Data for this task —
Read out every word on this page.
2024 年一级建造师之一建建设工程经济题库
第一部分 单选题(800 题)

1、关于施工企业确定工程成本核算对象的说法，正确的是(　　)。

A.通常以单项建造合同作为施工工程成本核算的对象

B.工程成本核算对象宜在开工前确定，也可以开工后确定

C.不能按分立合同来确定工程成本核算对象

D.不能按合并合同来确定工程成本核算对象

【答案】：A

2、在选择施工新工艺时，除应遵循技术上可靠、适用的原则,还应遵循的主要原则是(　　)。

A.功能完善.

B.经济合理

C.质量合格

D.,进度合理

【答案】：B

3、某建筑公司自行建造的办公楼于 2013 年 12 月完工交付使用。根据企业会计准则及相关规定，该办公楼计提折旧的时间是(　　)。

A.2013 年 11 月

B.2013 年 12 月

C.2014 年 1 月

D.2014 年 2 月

What you will do — Take the records above and return them exactly as written.

Written solution —
Read out every word on this page.
2024 年一级建造师之一建建设工程经济题库
第一部分 单选题(800 题)

1、关于施工企业确定工程成本核算对象的说法，正确的是(　　)。

A.通常以单项建造合同作为施工工程成本核算的对象

B.工程成本核算对象宜在开工前确定，也可以开工后确定

C.不能按分立合同来确定工程成本核算对象

D.不能按合并合同来确定工程成本核算对象

【答案】：A

2、在选择施工新工艺时，除应遵循技术上可靠、适用的原则,还应遵循的主要原则是(　　)。

A.功能完善.

B.经济合理

C.质量合格

D.,进度合理

【答案】：B

3、某建筑公司自行建造的办公楼于 2013 年 12 月完工交付使用。根据企业会计准则及相关规定，该办公楼计提折旧的时间是(　　)。

A.2013 年 11 月

B.2013 年 12 月

C.2014 年 1 月

D.2014 年 2 月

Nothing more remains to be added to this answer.